___ Records provided
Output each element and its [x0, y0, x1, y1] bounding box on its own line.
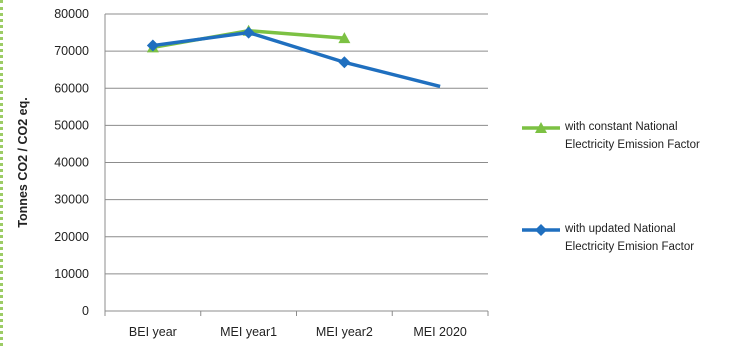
______
___ Records provided
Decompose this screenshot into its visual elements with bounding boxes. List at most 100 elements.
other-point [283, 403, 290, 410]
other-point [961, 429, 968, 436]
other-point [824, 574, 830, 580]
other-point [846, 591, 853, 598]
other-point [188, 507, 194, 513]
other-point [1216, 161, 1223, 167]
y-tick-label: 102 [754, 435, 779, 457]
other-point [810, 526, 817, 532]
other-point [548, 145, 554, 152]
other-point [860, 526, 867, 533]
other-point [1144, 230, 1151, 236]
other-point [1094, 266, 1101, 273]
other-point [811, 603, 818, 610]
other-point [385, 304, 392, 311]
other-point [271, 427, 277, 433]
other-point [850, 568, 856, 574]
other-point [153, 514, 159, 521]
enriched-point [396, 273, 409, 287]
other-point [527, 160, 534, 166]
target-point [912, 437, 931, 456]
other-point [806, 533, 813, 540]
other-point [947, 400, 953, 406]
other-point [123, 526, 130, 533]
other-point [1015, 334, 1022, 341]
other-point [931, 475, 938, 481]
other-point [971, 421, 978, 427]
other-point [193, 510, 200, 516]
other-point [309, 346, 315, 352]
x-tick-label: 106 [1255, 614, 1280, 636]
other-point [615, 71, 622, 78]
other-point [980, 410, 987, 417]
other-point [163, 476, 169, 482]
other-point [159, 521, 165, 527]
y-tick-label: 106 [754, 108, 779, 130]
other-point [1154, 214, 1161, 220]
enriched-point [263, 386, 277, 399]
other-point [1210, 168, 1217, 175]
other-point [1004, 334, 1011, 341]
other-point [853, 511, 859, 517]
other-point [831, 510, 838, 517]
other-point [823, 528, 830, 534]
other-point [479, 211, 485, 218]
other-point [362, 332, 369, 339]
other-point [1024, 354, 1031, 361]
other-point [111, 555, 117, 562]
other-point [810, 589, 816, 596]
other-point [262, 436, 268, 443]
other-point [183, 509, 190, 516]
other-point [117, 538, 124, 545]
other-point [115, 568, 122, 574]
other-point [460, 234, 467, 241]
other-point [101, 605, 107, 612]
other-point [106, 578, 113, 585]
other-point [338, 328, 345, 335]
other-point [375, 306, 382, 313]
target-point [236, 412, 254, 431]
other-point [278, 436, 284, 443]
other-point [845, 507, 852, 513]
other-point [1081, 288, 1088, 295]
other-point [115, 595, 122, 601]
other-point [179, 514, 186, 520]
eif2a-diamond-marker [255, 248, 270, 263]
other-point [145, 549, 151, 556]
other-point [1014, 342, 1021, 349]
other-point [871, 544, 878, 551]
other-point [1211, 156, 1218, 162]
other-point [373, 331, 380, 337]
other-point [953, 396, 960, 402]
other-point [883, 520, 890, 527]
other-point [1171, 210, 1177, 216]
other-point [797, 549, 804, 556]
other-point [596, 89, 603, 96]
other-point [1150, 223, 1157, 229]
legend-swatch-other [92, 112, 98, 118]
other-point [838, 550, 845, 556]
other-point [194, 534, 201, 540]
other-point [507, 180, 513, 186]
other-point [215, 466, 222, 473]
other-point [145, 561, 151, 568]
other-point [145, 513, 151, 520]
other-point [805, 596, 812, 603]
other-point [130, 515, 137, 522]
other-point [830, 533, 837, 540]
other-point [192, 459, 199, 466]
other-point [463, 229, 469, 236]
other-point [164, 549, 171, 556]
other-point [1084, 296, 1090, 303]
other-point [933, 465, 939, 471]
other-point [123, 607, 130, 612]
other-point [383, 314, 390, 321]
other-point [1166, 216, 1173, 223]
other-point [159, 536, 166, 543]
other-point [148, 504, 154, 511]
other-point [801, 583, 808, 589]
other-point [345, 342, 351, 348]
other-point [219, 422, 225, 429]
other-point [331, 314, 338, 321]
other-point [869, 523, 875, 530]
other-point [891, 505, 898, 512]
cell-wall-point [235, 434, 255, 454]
______
___ Records provided
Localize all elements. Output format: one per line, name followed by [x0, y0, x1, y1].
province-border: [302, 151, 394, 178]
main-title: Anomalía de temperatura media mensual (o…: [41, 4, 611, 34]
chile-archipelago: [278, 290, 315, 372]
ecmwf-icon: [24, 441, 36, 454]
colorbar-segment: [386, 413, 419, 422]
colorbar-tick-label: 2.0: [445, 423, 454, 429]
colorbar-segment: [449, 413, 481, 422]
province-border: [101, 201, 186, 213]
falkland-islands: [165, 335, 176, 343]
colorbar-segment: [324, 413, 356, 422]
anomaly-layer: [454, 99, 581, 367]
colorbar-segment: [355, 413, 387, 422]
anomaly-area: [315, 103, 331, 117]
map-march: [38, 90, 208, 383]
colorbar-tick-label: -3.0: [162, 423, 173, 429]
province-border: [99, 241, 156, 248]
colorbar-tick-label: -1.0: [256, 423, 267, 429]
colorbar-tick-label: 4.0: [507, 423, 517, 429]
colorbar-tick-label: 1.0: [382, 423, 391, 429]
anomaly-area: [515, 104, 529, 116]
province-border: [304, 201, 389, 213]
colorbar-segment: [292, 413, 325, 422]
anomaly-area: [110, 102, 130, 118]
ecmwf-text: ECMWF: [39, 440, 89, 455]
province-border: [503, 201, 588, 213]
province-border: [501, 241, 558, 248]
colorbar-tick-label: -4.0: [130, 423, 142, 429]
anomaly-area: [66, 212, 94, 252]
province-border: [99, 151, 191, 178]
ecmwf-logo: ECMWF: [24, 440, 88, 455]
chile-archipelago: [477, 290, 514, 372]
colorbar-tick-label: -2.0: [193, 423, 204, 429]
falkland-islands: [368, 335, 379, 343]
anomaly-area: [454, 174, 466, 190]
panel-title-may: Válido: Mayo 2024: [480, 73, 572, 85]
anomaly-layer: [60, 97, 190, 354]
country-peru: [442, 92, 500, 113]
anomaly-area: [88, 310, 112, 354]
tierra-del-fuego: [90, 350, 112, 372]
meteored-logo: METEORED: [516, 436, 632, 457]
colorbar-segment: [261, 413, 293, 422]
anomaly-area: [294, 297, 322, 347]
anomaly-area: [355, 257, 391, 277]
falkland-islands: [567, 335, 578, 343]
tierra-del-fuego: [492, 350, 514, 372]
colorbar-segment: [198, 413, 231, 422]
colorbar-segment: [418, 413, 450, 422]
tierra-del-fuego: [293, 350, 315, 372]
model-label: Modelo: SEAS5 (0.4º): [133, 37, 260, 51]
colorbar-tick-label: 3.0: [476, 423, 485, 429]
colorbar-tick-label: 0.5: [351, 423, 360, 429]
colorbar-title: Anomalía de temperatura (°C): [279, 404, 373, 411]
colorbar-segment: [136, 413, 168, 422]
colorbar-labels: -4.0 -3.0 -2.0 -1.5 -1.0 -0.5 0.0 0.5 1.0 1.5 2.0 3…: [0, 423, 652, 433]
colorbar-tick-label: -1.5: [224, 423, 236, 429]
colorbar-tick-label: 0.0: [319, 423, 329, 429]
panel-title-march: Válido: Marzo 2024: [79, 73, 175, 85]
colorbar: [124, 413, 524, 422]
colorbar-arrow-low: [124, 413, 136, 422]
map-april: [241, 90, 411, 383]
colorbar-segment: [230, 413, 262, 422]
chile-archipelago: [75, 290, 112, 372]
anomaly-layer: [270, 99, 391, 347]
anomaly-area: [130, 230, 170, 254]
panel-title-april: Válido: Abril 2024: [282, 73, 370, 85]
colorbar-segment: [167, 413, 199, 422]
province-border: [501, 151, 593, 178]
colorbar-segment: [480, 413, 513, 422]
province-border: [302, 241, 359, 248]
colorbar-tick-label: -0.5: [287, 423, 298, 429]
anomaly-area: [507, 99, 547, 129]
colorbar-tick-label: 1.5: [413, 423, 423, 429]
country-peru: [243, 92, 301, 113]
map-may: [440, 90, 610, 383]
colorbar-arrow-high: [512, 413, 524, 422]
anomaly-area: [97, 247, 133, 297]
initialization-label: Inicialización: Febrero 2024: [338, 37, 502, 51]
______
▶ [Exercise]:
Can you arrange the records, starting with the line that contains "Localize all elements." and going on through the line that contains "colorbar-segment: [136, 413, 168, 422]", as a JSON list of strings with one string per line and blank lines left out? Include both of those lines and nothing outside that range.

▶ [Output for this exercise]:
[
  "Localize all elements. Output format: one per line, name followed by [x0, y0, x1, y1].",
  "province-border: [302, 151, 394, 178]",
  "main-title: Anomalía de temperatura media mensual (o…: [41, 4, 611, 34]",
  "chile-archipelago: [278, 290, 315, 372]",
  "ecmwf-icon: [24, 441, 36, 454]",
  "colorbar-segment: [386, 413, 419, 422]",
  "colorbar-tick-label: 2.0: [445, 423, 454, 429]",
  "colorbar-segment: [449, 413, 481, 422]",
  "province-border: [101, 201, 186, 213]",
  "falkland-islands: [165, 335, 176, 343]",
  "colorbar-segment: [324, 413, 356, 422]",
  "anomaly-layer: [454, 99, 581, 367]",
  "colorbar-segment: [355, 413, 387, 422]",
  "anomaly-area: [315, 103, 331, 117]",
  "map-march: [38, 90, 208, 383]",
  "colorbar-tick-label: -3.0: [162, 423, 173, 429]",
  "province-border: [99, 241, 156, 248]",
  "colorbar-tick-label: -1.0: [256, 423, 267, 429]",
  "colorbar-tick-label: 4.0: [507, 423, 517, 429]",
  "colorbar-tick-label: 1.0: [382, 423, 391, 429]",
  "anomaly-area: [515, 104, 529, 116]",
  "province-border: [304, 201, 389, 213]",
  "colorbar-segment: [292, 413, 325, 422]",
  "anomaly-area: [110, 102, 130, 118]",
  "ecmwf-text: ECMWF: [39, 440, 89, 455]",
  "province-border: [503, 201, 588, 213]",
  "province-border: [501, 241, 558, 248]",
  "colorbar-tick-label: -4.0: [130, 423, 142, 429]",
  "anomaly-area: [66, 212, 94, 252]",
  "province-border: [99, 151, 191, 178]",
  "ecmwf-logo: ECMWF: [24, 440, 88, 455]",
  "chile-archipelago: [477, 290, 514, 372]",
  "colorbar-tick-label: -2.0: [193, 423, 204, 429]",
  "falkland-islands: [368, 335, 379, 343]",
  "anomaly-area: [454, 174, 466, 190]",
  "panel-title-may: Válido: Mayo 2024: [480, 73, 572, 85]",
  "anomaly-layer: [60, 97, 190, 354]",
  "country-peru: [442, 92, 500, 113]",
  "anomaly-area: [88, 310, 112, 354]",
  "tierra-del-fuego: [90, 350, 112, 372]",
  "meteored-logo: METEORED: [516, 436, 632, 457]",
  "colorbar-segment: [261, 413, 293, 422]",
  "anomaly-area: [294, 297, 322, 347]",
  "anomaly-area: [355, 257, 391, 277]",
  "falkland-islands: [567, 335, 578, 343]",
  "tierra-del-fuego: [492, 350, 514, 372]",
  "colorbar-segment: [198, 413, 231, 422]",
  "colorbar-segment: [418, 413, 450, 422]",
  "tierra-del-fuego: [293, 350, 315, 372]",
  "model-label: Modelo: SEAS5 (0.4º): [133, 37, 260, 51]",
  "colorbar-tick-label: 3.0: [476, 423, 485, 429]",
  "colorbar-tick-label: 0.5: [351, 423, 360, 429]",
  "colorbar-title: Anomalía de temperatura (°C): [279, 404, 373, 411]",
  "colorbar-segment: [136, 413, 168, 422]"
]